Repeat the listing exactly as given, omitting every image.

:: Data entries ::

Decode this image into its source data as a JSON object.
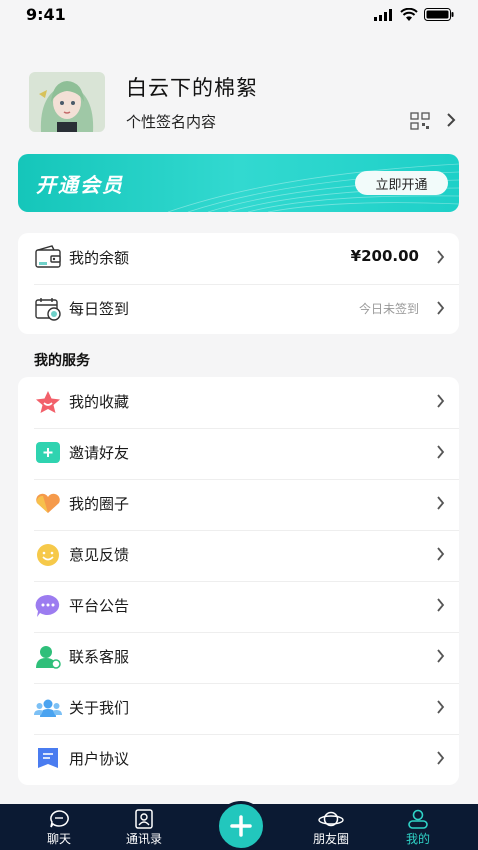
{
  "status": {
    "time": "9:41"
  },
  "profile": {
    "name": "白云下的棉絮",
    "signature": "个性签名内容"
  },
  "vip": {
    "title": "开通会员",
    "button": "立即开通"
  },
  "wallet": [
    {
      "label": "我的余额",
      "value": "¥200.00",
      "icon": "wallet-icon"
    },
    {
      "label": "每日签到",
      "value": "今日未签到",
      "icon": "calendar-checkin-icon"
    }
  ],
  "services": {
    "title": "我的服务",
    "items": [
      {
        "label": "我的收藏",
        "icon": "star-icon"
      },
      {
        "label": "邀请好友",
        "icon": "invite-icon"
      },
      {
        "label": "我的圈子",
        "icon": "heart-circle-icon"
      },
      {
        "label": "意见反馈",
        "icon": "smile-feedback-icon"
      },
      {
        "label": "平台公告",
        "icon": "chat-bubble-icon"
      },
      {
        "label": "联系客服",
        "icon": "customer-service-icon"
      },
      {
        "label": "关于我们",
        "icon": "team-icon"
      },
      {
        "label": "用户协议",
        "icon": "agreement-icon"
      }
    ]
  },
  "tabbar": {
    "items": [
      {
        "label": "聊天",
        "icon": "chat-icon"
      },
      {
        "label": "通讯录",
        "icon": "contacts-icon"
      },
      {
        "label": "朋友圈",
        "icon": "planet-icon"
      },
      {
        "label": "我的",
        "icon": "person-icon"
      }
    ],
    "active": "我的"
  },
  "colors": {
    "accent": "#22c7bd",
    "tabbar_bg": "#0b1a33"
  }
}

:::

- [Reply]
Decode this image into its source data as a JSON object.
{
  "status": {
    "time": "9:41"
  },
  "profile": {
    "name": "白云下的棉絮",
    "signature": "个性签名内容"
  },
  "vip": {
    "title": "开通会员",
    "button": "立即开通"
  },
  "wallet": [
    {
      "label": "我的余额",
      "value": "¥200.00",
      "icon": "wallet-icon"
    },
    {
      "label": "每日签到",
      "value": "今日未签到",
      "icon": "calendar-checkin-icon"
    }
  ],
  "services": {
    "title": "我的服务",
    "items": [
      {
        "label": "我的收藏",
        "icon": "star-icon"
      },
      {
        "label": "邀请好友",
        "icon": "invite-icon"
      },
      {
        "label": "我的圈子",
        "icon": "heart-circle-icon"
      },
      {
        "label": "意见反馈",
        "icon": "smile-feedback-icon"
      },
      {
        "label": "平台公告",
        "icon": "chat-bubble-icon"
      },
      {
        "label": "联系客服",
        "icon": "customer-service-icon"
      },
      {
        "label": "关于我们",
        "icon": "team-icon"
      },
      {
        "label": "用户协议",
        "icon": "agreement-icon"
      }
    ]
  },
  "tabbar": {
    "items": [
      {
        "label": "聊天",
        "icon": "chat-icon"
      },
      {
        "label": "通讯录",
        "icon": "contacts-icon"
      },
      {
        "label": "朋友圈",
        "icon": "planet-icon"
      },
      {
        "label": "我的",
        "icon": "person-icon"
      }
    ],
    "active": "我的"
  },
  "colors": {
    "accent": "#22c7bd",
    "tabbar_bg": "#0b1a33"
  }
}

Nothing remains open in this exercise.